BEGIN Supplied information

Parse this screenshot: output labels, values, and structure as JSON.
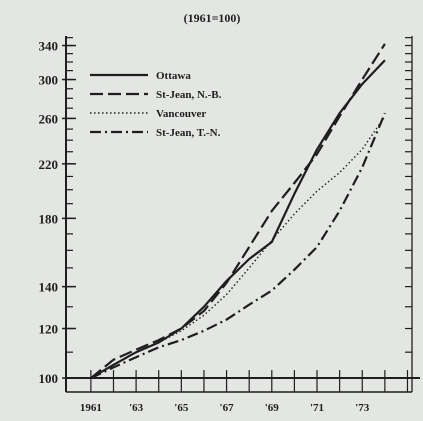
{
  "chart_data": {
    "type": "line",
    "subtitle": "(1961=100)",
    "x": [
      1961,
      1962,
      1963,
      1964,
      1965,
      1966,
      1967,
      1968,
      1969,
      1970,
      1971,
      1972,
      1973,
      1974
    ],
    "x_tick_labels": [
      "1961",
      "'63",
      "'65",
      "'67",
      "'69",
      "'71",
      "'73"
    ],
    "x_tick_values": [
      1961,
      1963,
      1965,
      1967,
      1969,
      1971,
      1973
    ],
    "xlim": [
      1959.9,
      1975.2
    ],
    "y_tick_labels": [
      "100",
      "120",
      "140",
      "180",
      "220",
      "260",
      "300",
      "340"
    ],
    "y_scale": "log",
    "ylim": [
      95,
      360
    ],
    "grid": false,
    "legend_position": "top-left",
    "series": [
      {
        "name": "Ottawa",
        "style": "solid",
        "values": [
          100,
          105,
          110,
          114,
          120,
          130,
          143,
          155,
          165,
          197,
          232,
          265,
          295,
          322
        ]
      },
      {
        "name": "St-Jean, N.-B.",
        "style": "dashed",
        "values": [
          100,
          107,
          111,
          115,
          120,
          128,
          142,
          162,
          185,
          205,
          228,
          262,
          300,
          342
        ]
      },
      {
        "name": "Vancouver",
        "style": "dotted",
        "values": [
          100,
          105,
          110,
          114,
          119,
          126,
          136,
          150,
          166,
          183,
          199,
          213,
          232,
          262
        ]
      },
      {
        "name": "St-Jean, T.-N.",
        "style": "dashdot",
        "values": [
          100,
          104,
          108,
          112,
          115,
          119,
          124,
          131,
          138,
          149,
          162,
          185,
          217,
          265
        ]
      }
    ]
  }
}
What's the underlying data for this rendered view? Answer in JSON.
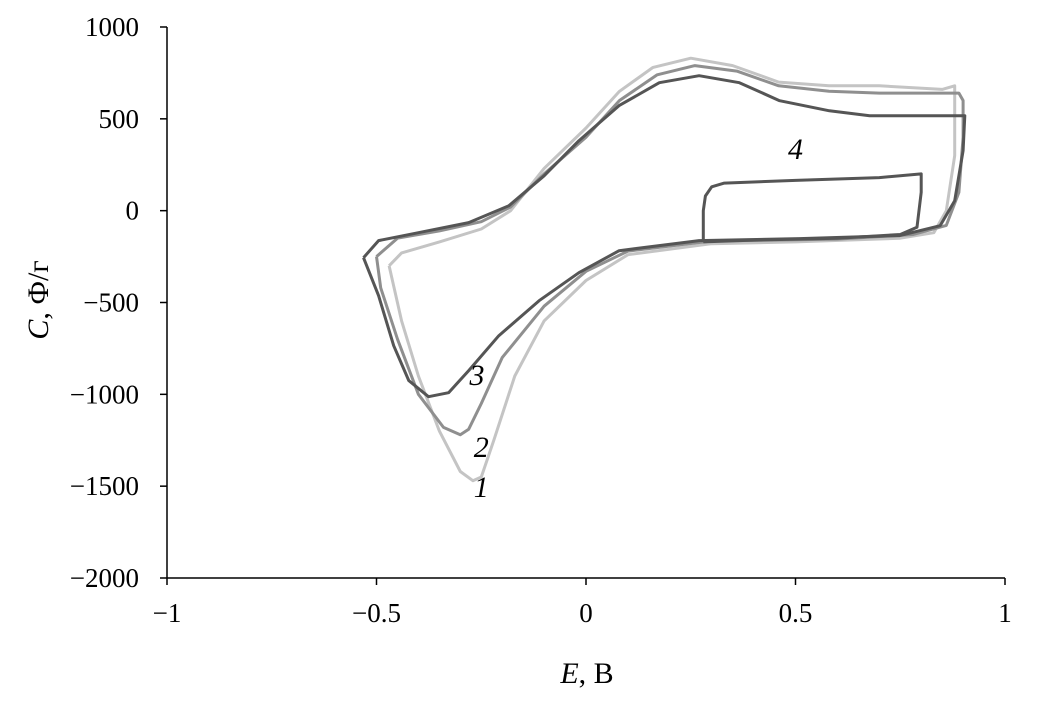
{
  "chart_data": {
    "type": "line",
    "title": "",
    "xlabel": {
      "var": "E",
      "unit": ", В"
    },
    "ylabel": {
      "var": "C",
      "unit": ", Ф/г"
    },
    "xlim": [
      -1,
      1
    ],
    "ylim": [
      -2000,
      1000
    ],
    "xticks": [
      -1,
      -0.5,
      0,
      0.5,
      1
    ],
    "xtick_labels": [
      "−1",
      "−0.5",
      "0",
      "0.5",
      "1"
    ],
    "yticks": [
      1000,
      500,
      0,
      -500,
      -1000,
      -1500,
      -2000
    ],
    "ytick_labels": [
      "1000",
      "500",
      "0",
      "−500",
      "−1000",
      "−1500",
      "−2000"
    ],
    "grid": false,
    "legend": "none",
    "series": [
      {
        "label": "1",
        "color": "#c4c4c4",
        "label_pos": [
          -0.25,
          -1560
        ],
        "x": [
          -0.47,
          -0.44,
          -0.35,
          -0.25,
          -0.18,
          -0.1,
          0,
          0.08,
          0.16,
          0.25,
          0.35,
          0.46,
          0.58,
          0.7,
          0.85,
          0.88,
          0.88,
          0.88,
          0.86,
          0.83,
          0.75,
          0.5,
          0.3,
          0.1,
          0,
          -0.1,
          -0.17,
          -0.22,
          -0.25,
          -0.27,
          -0.3,
          -0.35,
          -0.4,
          -0.44,
          -0.47
        ],
        "y": [
          -300,
          -230,
          -170,
          -100,
          0,
          230,
          450,
          650,
          780,
          830,
          790,
          700,
          680,
          680,
          660,
          680,
          600,
          300,
          0,
          -120,
          -150,
          -170,
          -180,
          -240,
          -380,
          -600,
          -900,
          -1250,
          -1450,
          -1470,
          -1420,
          -1200,
          -900,
          -600,
          -300
        ]
      },
      {
        "label": "2",
        "color": "#8f8f8f",
        "label_pos": [
          -0.25,
          -1340
        ],
        "x": [
          -0.5,
          -0.45,
          -0.35,
          -0.25,
          -0.18,
          -0.1,
          0,
          0.08,
          0.17,
          0.26,
          0.36,
          0.46,
          0.58,
          0.7,
          0.89,
          0.9,
          0.9,
          0.89,
          0.86,
          0.78,
          0.6,
          0.3,
          0.1,
          0,
          -0.1,
          -0.2,
          -0.25,
          -0.28,
          -0.3,
          -0.34,
          -0.4,
          -0.45,
          -0.49,
          -0.5
        ],
        "y": [
          -250,
          -150,
          -110,
          -60,
          20,
          200,
          400,
          600,
          740,
          790,
          760,
          680,
          650,
          640,
          640,
          600,
          400,
          100,
          -80,
          -130,
          -155,
          -165,
          -220,
          -330,
          -520,
          -800,
          -1050,
          -1190,
          -1220,
          -1180,
          -1000,
          -700,
          -420,
          -250
        ]
      },
      {
        "label": "3",
        "color": "#555555",
        "label_pos": [
          -0.26,
          -950
        ],
        "x": [
          -0.531,
          -0.495,
          -0.4,
          -0.28,
          -0.184,
          -0.1,
          -0.017,
          0.079,
          0.175,
          0.27,
          0.366,
          0.462,
          0.581,
          0.677,
          0.904,
          0.9,
          0.88,
          0.845,
          0.749,
          0.51,
          0.27,
          0.079,
          -0.017,
          -0.112,
          -0.208,
          -0.28,
          -0.328,
          -0.376,
          -0.423,
          -0.459,
          -0.495,
          -0.531
        ],
        "y": [
          -256,
          -163,
          -120,
          -65,
          27,
          190,
          381,
          572,
          697,
          735,
          697,
          599,
          544,
          517,
          517,
          327,
          54,
          -82,
          -136,
          -152,
          -163,
          -218,
          -338,
          -490,
          -681,
          -871,
          -991,
          -1013,
          -925,
          -735,
          -463,
          -256
        ]
      },
      {
        "label": "4",
        "color": "#555555",
        "label_pos": [
          0.5,
          280
        ],
        "x": [
          0.28,
          0.28,
          0.285,
          0.3,
          0.33,
          0.5,
          0.7,
          0.8,
          0.8,
          0.79,
          0.75,
          0.6,
          0.4,
          0.28
        ],
        "y": [
          -170,
          0,
          80,
          130,
          150,
          165,
          180,
          200,
          100,
          -90,
          -130,
          -150,
          -160,
          -170
        ]
      }
    ]
  }
}
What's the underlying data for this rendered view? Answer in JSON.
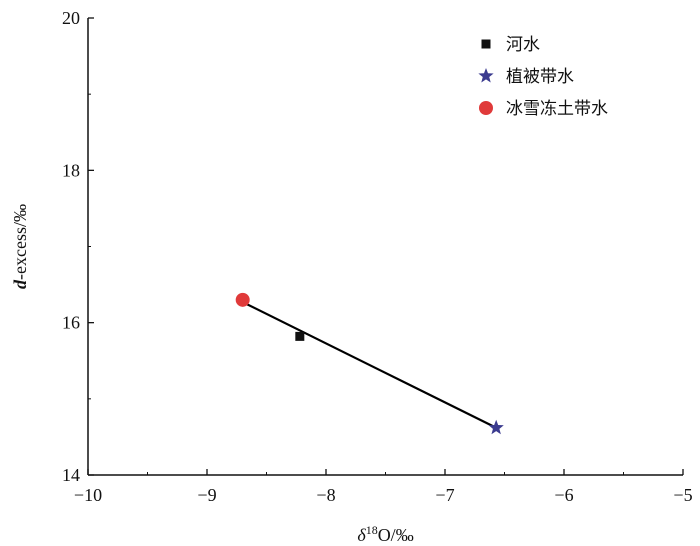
{
  "chart_data": {
    "type": "scatter",
    "xlabel_prefix": "δ",
    "xlabel_sup": "18",
    "xlabel_suffix": "O/‰",
    "ylabel_italic": "d",
    "ylabel_rest": "-excess/‰",
    "xlim": [
      -10,
      -5
    ],
    "ylim": [
      14,
      20
    ],
    "xticks": [
      -10,
      -9,
      -8,
      -7,
      -6,
      -5
    ],
    "xtick_labels": [
      "−10",
      "−9",
      "−8",
      "−7",
      "−6",
      "−5"
    ],
    "yticks": [
      14,
      16,
      18,
      20
    ],
    "ytick_labels": [
      "14",
      "16",
      "18",
      "20"
    ],
    "legend_position": "top-right",
    "series": [
      {
        "name": "河水",
        "marker": "square",
        "color": "#111111",
        "points": [
          {
            "x": -8.22,
            "y": 15.82
          }
        ]
      },
      {
        "name": "植被带水",
        "marker": "star",
        "color": "#3b3b8f",
        "points": [
          {
            "x": -6.57,
            "y": 14.62
          }
        ]
      },
      {
        "name": "冰雪冻土带水",
        "marker": "circle",
        "color": "#e03a3a",
        "points": [
          {
            "x": -8.7,
            "y": 16.3
          }
        ]
      }
    ],
    "fit_line": {
      "x1": -8.7,
      "y1": 16.27,
      "x2": -6.57,
      "y2": 14.62,
      "color": "#000000"
    }
  }
}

END Supplied information

Short problem: Give the count of lines in the listing above that include "color", with no other words.

Full answer: 8